■ Data listing ■
— START —
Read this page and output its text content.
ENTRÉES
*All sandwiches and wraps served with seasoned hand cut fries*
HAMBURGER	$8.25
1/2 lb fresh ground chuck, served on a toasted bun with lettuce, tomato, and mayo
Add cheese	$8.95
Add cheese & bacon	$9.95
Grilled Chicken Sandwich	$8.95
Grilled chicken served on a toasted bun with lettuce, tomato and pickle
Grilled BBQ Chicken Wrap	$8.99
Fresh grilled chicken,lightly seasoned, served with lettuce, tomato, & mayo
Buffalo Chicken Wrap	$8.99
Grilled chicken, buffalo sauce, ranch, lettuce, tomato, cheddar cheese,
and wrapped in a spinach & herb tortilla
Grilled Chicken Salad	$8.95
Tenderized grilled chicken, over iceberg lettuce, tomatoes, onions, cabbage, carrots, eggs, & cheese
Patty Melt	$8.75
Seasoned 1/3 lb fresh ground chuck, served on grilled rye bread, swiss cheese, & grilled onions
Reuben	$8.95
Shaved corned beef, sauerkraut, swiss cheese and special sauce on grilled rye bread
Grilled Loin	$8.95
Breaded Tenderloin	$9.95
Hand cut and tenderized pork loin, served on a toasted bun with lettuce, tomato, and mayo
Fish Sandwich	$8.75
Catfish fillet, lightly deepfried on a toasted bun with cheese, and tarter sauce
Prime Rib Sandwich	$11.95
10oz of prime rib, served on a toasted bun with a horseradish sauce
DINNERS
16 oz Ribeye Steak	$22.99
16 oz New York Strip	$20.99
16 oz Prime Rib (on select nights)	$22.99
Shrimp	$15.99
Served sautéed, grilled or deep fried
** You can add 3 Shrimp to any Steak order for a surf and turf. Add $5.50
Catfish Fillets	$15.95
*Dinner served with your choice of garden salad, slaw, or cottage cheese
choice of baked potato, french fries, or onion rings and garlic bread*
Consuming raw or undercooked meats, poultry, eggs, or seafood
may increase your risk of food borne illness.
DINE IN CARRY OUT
— END —
Your answer should be one number: how many lines in the material above contain the string "with".

■ Task output ■
8